■ Task goal
Produce an exact transcription of the listing below, omitting the pictures.

Figure collection entries:

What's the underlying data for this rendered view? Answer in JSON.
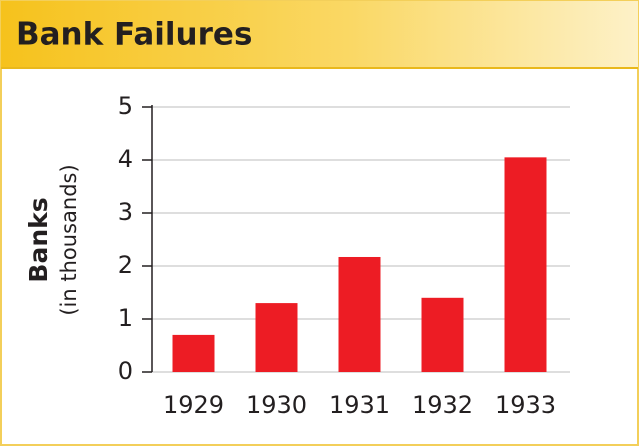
{
  "chart_data": {
    "type": "bar",
    "title": "Bank Failures",
    "y_label": "Banks",
    "y_sublabel": "(in thousands)",
    "categories": [
      "1929",
      "1930",
      "1931",
      "1932",
      "1933"
    ],
    "values": [
      0.7,
      1.3,
      2.17,
      1.4,
      4.05
    ],
    "color": "#ed1c24",
    "ylim": [
      0,
      5
    ],
    "yticks": [
      0,
      1,
      2,
      3,
      4,
      5
    ],
    "grid": true
  }
}
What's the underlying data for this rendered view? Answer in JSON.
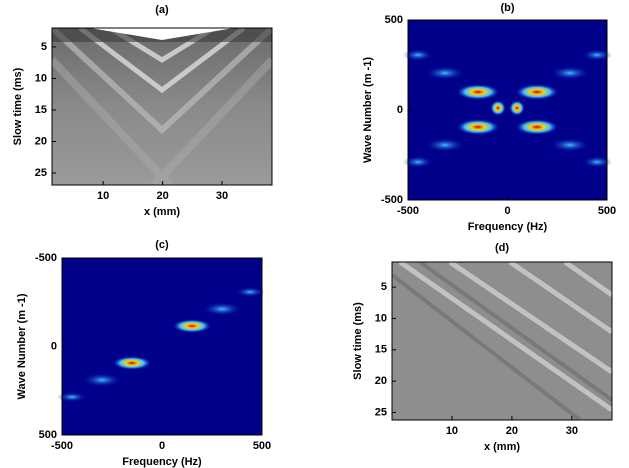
{
  "chart_data": [
    {
      "type": "image",
      "title": "(a)",
      "xlabel": "x (mm)",
      "ylabel": "Slow time (ms)",
      "xlim": [
        1.4,
        38.4
      ],
      "xticks": [
        10,
        20,
        30
      ],
      "ylim": [
        26.9,
        2
      ],
      "yticks": [
        5,
        10,
        15,
        20,
        25
      ]
    },
    {
      "type": "image",
      "title": "(b)",
      "xlabel": "Frequency (Hz)",
      "ylabel": "Wave Number (m -1)",
      "xlim": [
        -500,
        500
      ],
      "xticks": [
        -500,
        0,
        500
      ],
      "ylim": [
        -500,
        500
      ],
      "yticks": [
        -500,
        0,
        500
      ]
    },
    {
      "type": "image",
      "title": "(c)",
      "xlabel": "Frequency (Hz)",
      "ylabel": "Wave Number (m -1)",
      "xlim": [
        -500,
        500
      ],
      "xticks": [
        -500,
        0,
        500
      ],
      "ylim": [
        500,
        -500
      ],
      "yticks": [
        -500,
        0,
        500
      ]
    },
    {
      "type": "image",
      "title": "(d)",
      "xlabel": "x (mm)",
      "ylabel": "Slow time (ms)",
      "xlim": [
        0,
        36.7
      ],
      "xticks": [
        10,
        20,
        30
      ],
      "ylim": [
        26.2,
        1
      ],
      "yticks": [
        5,
        10,
        15,
        20,
        25
      ]
    }
  ]
}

■ Solution for this problem
What's the underlying data for this rendered view? Answer in JSON.
{
  "chart_data": {
    "type": "bar",
    "title": "Bank Failures",
    "y_label": "Banks",
    "y_sublabel": "(in thousands)",
    "categories": [
      "1929",
      "1930",
      "1931",
      "1932",
      "1933"
    ],
    "values": [
      0.7,
      1.3,
      2.17,
      1.4,
      4.05
    ],
    "color": "#ed1c24",
    "ylim": [
      0,
      5
    ],
    "yticks": [
      0,
      1,
      2,
      3,
      4,
      5
    ],
    "grid": true
  }
}
What's the underlying data for this rendered view? Answer in JSON.
{
  "chart_data": [
    {
      "type": "image",
      "title": "(a)",
      "xlabel": "x (mm)",
      "ylabel": "Slow time (ms)",
      "xlim": [
        1.4,
        38.4
      ],
      "xticks": [
        10,
        20,
        30
      ],
      "ylim": [
        26.9,
        2
      ],
      "yticks": [
        5,
        10,
        15,
        20,
        25
      ]
    },
    {
      "type": "image",
      "title": "(b)",
      "xlabel": "Frequency (Hz)",
      "ylabel": "Wave Number (m -1)",
      "xlim": [
        -500,
        500
      ],
      "xticks": [
        -500,
        0,
        500
      ],
      "ylim": [
        -500,
        500
      ],
      "yticks": [
        -500,
        0,
        500
      ]
    },
    {
      "type": "image",
      "title": "(c)",
      "xlabel": "Frequency (Hz)",
      "ylabel": "Wave Number (m -1)",
      "xlim": [
        -500,
        500
      ],
      "xticks": [
        -500,
        0,
        500
      ],
      "ylim": [
        500,
        -500
      ],
      "yticks": [
        -500,
        0,
        500
      ]
    },
    {
      "type": "image",
      "title": "(d)",
      "xlabel": "x (mm)",
      "ylabel": "Slow time (ms)",
      "xlim": [
        0,
        36.7
      ],
      "xticks": [
        10,
        20,
        30
      ],
      "ylim": [
        26.2,
        1
      ],
      "yticks": [
        5,
        10,
        15,
        20,
        25
      ]
    }
  ]
}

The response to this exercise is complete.